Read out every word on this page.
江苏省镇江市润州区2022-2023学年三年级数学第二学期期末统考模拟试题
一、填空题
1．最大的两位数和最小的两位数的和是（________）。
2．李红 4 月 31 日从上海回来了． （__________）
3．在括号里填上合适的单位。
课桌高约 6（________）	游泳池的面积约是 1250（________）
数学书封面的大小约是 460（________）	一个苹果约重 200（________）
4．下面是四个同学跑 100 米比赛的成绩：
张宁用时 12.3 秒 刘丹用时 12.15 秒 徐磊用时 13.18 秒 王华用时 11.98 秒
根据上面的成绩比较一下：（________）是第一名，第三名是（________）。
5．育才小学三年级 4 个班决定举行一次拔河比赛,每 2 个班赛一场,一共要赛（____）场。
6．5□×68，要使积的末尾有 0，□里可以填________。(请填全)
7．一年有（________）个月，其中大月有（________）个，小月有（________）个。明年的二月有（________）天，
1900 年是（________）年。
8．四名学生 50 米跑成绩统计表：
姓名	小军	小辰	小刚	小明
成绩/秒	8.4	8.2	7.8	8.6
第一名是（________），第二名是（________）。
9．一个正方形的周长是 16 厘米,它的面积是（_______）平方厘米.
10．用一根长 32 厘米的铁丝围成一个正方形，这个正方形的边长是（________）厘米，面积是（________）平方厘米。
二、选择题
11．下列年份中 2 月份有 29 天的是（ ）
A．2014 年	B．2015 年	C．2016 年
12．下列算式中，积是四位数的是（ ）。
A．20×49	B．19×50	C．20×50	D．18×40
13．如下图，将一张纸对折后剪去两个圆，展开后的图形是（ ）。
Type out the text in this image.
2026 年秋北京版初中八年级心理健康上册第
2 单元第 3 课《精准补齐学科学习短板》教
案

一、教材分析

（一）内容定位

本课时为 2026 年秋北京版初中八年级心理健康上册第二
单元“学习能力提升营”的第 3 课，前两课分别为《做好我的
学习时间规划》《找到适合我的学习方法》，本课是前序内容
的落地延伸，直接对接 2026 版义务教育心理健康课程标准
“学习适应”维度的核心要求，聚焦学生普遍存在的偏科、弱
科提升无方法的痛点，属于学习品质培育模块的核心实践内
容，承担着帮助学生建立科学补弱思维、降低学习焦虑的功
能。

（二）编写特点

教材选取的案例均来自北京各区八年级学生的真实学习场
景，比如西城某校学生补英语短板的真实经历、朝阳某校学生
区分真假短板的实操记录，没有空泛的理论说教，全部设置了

● **Instructions to follow**
Find the line that contains "Type out the text in this image.". Repeat it and every line after it, exactly as written, up to and including the last line of the records above.

● **Full response**
Type out the text in this image.
2026 年秋北京版初中八年级心理健康上册第
2 单元第 3 课《精准补齐学科学习短板》教
案

一、教材分析

（一）内容定位

本课时为 2026 年秋北京版初中八年级心理健康上册第二
单元“学习能力提升营”的第 3 课，前两课分别为《做好我的
学习时间规划》《找到适合我的学习方法》，本课是前序内容
的落地延伸，直接对接 2026 版义务教育心理健康课程标准
“学习适应”维度的核心要求，聚焦学生普遍存在的偏科、弱
科提升无方法的痛点，属于学习品质培育模块的核心实践内
容，承担着帮助学生建立科学补弱思维、降低学习焦虑的功
能。

（二）编写特点

教材选取的案例均来自北京各区八年级学生的真实学习场
景，比如西城某校学生补英语短板的真实经历、朝阳某校学生
区分真假短板的实操记录，没有空泛的理论说教，全部设置了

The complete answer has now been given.